#### Requirements
Copy out all lines that carry the word "hfsfsjjjfhfj".

#### Data provided
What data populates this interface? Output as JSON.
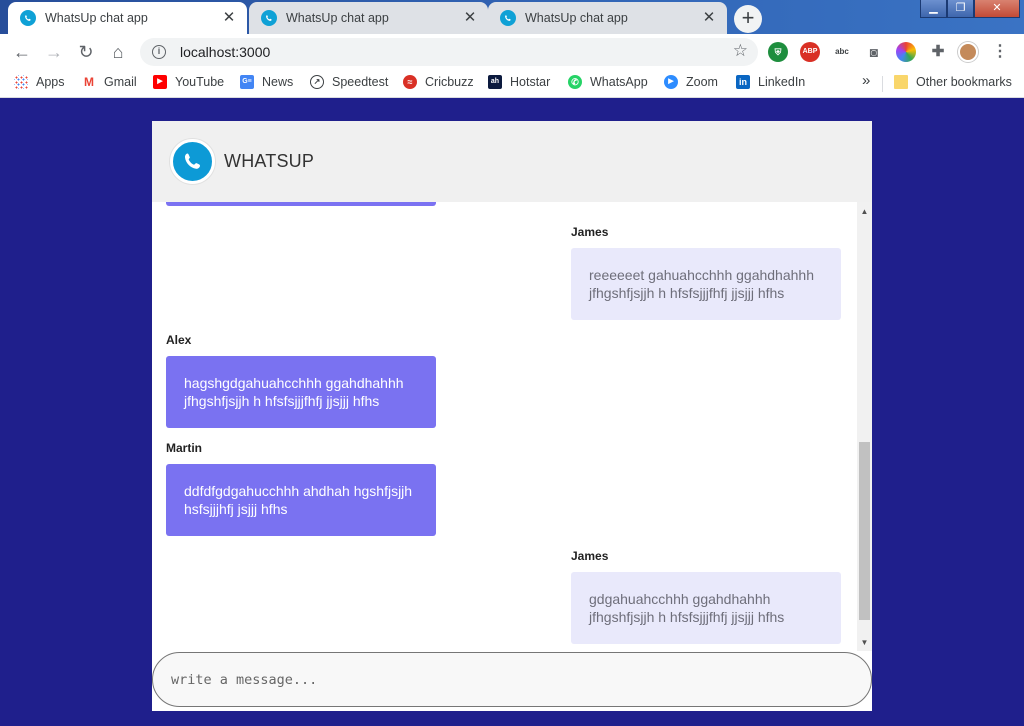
{
  "browser": {
    "tabs": [
      {
        "title": "WhatsUp chat app",
        "active": true
      },
      {
        "title": "WhatsUp chat app",
        "active": false
      },
      {
        "title": "WhatsUp chat app",
        "active": false
      }
    ],
    "url": "localhost:3000",
    "bookmarks": [
      {
        "label": "Apps",
        "icon": "apps-grid-icon",
        "color": "#ea4335"
      },
      {
        "label": "Gmail",
        "icon": "gmail-icon",
        "color": "#ea4335"
      },
      {
        "label": "YouTube",
        "icon": "youtube-icon",
        "color": "#ff0000"
      },
      {
        "label": "News",
        "icon": "google-news-icon",
        "color": "#4285f4"
      },
      {
        "label": "Speedtest",
        "icon": "speedtest-icon",
        "color": "#3c4043"
      },
      {
        "label": "Cricbuzz",
        "icon": "cricbuzz-icon",
        "color": "#d93025"
      },
      {
        "label": "Hotstar",
        "icon": "hotstar-icon",
        "color": "#0c1a3e"
      },
      {
        "label": "WhatsApp",
        "icon": "whatsapp-icon",
        "color": "#25d366"
      },
      {
        "label": "Zoom",
        "icon": "zoom-icon",
        "color": "#2d8cff"
      },
      {
        "label": "LinkedIn",
        "icon": "linkedin-icon",
        "color": "#0a66c2"
      }
    ],
    "other_bookmarks": "Other bookmarks",
    "overflow": "»"
  },
  "app": {
    "brand": "WHATSUP",
    "accent": "#7a72f1",
    "background": "#1f1f8c",
    "messages": [
      {
        "sender": "James",
        "text": "reeeeeet gahuahcchhh ggahdhahhh jfhgshfjsjjh h hfsfsjjjfhfj jjsjjj hfhs",
        "side": "outgoing"
      },
      {
        "sender": "Alex",
        "text": "hagshgdgahuahcchhh ggahdhahhh jfhgshfjsjjh h hfsfsjjjfhfj jjsjjj hfhs",
        "side": "incoming"
      },
      {
        "sender": "Martin",
        "text": "ddfdfgdgahucchhh ahdhah hgshfjsjjh hsfsjjjhfj jsjjj hfhs",
        "side": "incoming"
      },
      {
        "sender": "James",
        "text": "gdgahuahcchhh ggahdhahhh jfhgshfjsjjh h hfsfsjjjfhfj jjsjjj hfhs",
        "side": "outgoing"
      }
    ],
    "input_placeholder": "write a message..."
  }
}
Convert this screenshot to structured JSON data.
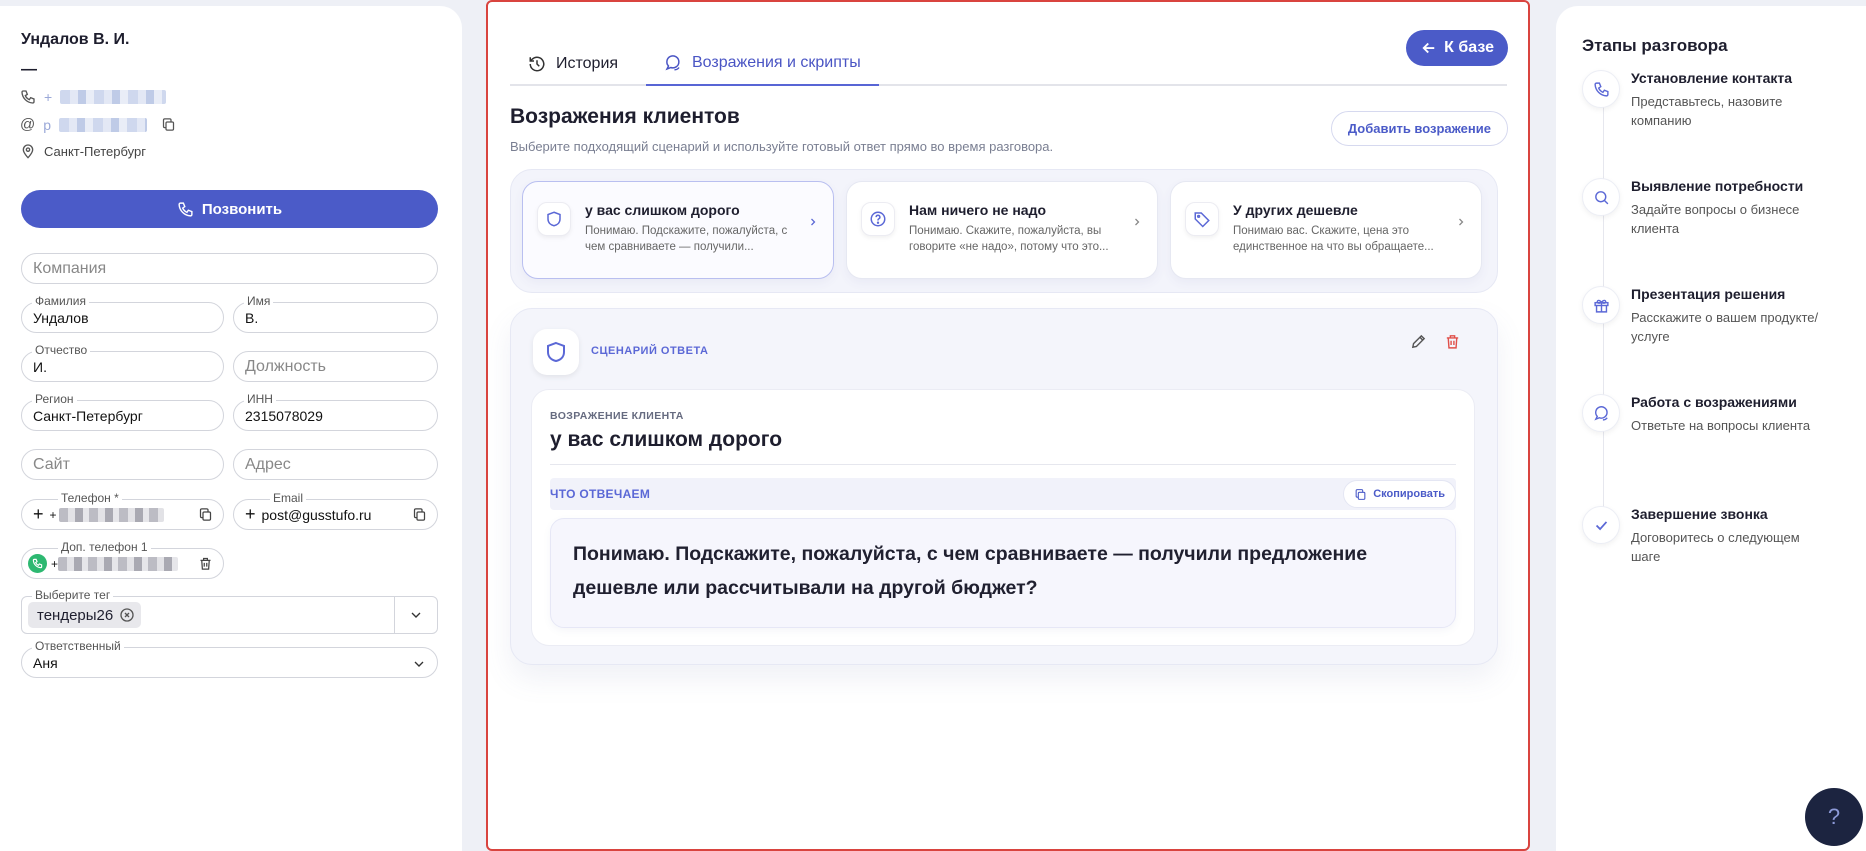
{
  "contact": {
    "name": "Ундалов В. И.",
    "dash": "—",
    "phone_prefix": "+",
    "email_prefix": "p",
    "city": "Санкт-Петербург",
    "call_label": "Позвонить"
  },
  "form": {
    "company_placeholder": "Компания",
    "lastname_label": "Фамилия",
    "lastname_value": "Ундалов",
    "firstname_label": "Имя",
    "firstname_value": "В.",
    "middlename_label": "Отчество",
    "middlename_value": "И.",
    "position_placeholder": "Должность",
    "region_label": "Регион",
    "region_value": "Санкт-Петербург",
    "inn_label": "ИНН",
    "inn_value": "2315078029",
    "site_placeholder": "Сайт",
    "address_placeholder": "Адрес",
    "phone_label": "Телефон *",
    "phone_value": "+",
    "email_label": "Email",
    "email_value": "post@gusstufo.ru",
    "extra_phone_label": "Доп. телефон 1",
    "extra_phone_value": "+",
    "tag_label": "Выберите тег",
    "tag_value": "тендеры26",
    "responsible_label": "Ответственный",
    "responsible_value": "Аня"
  },
  "center": {
    "tab_history": "История",
    "tab_objections": "Возражения и скрипты",
    "back_label": "К базе",
    "title": "Возражения клиентов",
    "subtitle": "Выберите подходящий сценарий и используйте готовый ответ прямо во время разговора.",
    "add_label": "Добавить возражение",
    "cards": [
      {
        "title": "у вас слишком дорого",
        "desc": "Понимаю. Подскажите, пожалуйста, с чем сравниваете — получили...",
        "icon": "shield-icon"
      },
      {
        "title": "Нам ничего не надо",
        "desc": "Понимаю. Скажите, пожалуйста, вы говорите «не надо», потому что это...",
        "icon": "question-icon"
      },
      {
        "title": "У других дешевле",
        "desc": "Понимаю вас. Скажите, цена это единственное на что вы обращаете...",
        "icon": "tag-icon"
      }
    ],
    "script_label": "СЦЕНАРИЙ ОТВЕТА",
    "objection_label": "ВОЗРАЖЕНИЕ КЛИЕНТА",
    "objection_text": "у вас слишком дорого",
    "answer_label": "ЧТО ОТВЕЧАЕМ",
    "copy_label": "Скопировать",
    "answer_text": "Понимаю. Подскажите, пожалуйста, с чем сравниваете — получили предложение дешевле или рассчитывали на другой бюджет?"
  },
  "stages": {
    "title": "Этапы разговора",
    "items": [
      {
        "title": "Установление контакта",
        "desc": "Представьтесь, назовите компанию",
        "icon": "phone-icon"
      },
      {
        "title": "Выявление потребности",
        "desc": "Задайте вопросы о бизнесе клиента",
        "icon": "search-icon"
      },
      {
        "title": "Презентация решения",
        "desc": "Расскажите о вашем продукте/услуге",
        "icon": "gift-icon"
      },
      {
        "title": "Работа с возражениями",
        "desc": "Ответьте на вопросы клиента",
        "icon": "chat-icon"
      },
      {
        "title": "Завершение звонка",
        "desc": "Договоритесь о следующем шаге",
        "icon": "check-icon"
      }
    ],
    "help_label": "?"
  },
  "colors": {
    "accent": "#4b5bc8",
    "highlight_border": "#d9443f",
    "danger": "#e0504a"
  }
}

#### Task output
        "text": "reeeeeet gahuahcchhh ggahdhahhh jfhgshfjsjjh h hfsfsjjjfhfj jjsjjj hfhs",
        "text": "hagshgdgahuahcchhh ggahdhahhh jfhgshfjsjjh h hfsfsjjjfhfj jjsjjj hfhs",
        "text": "gdgahuahcchhh ggahdhahhh jfhgshfjsjjh h hfsfsjjjfhfj jjsjjj hfhs",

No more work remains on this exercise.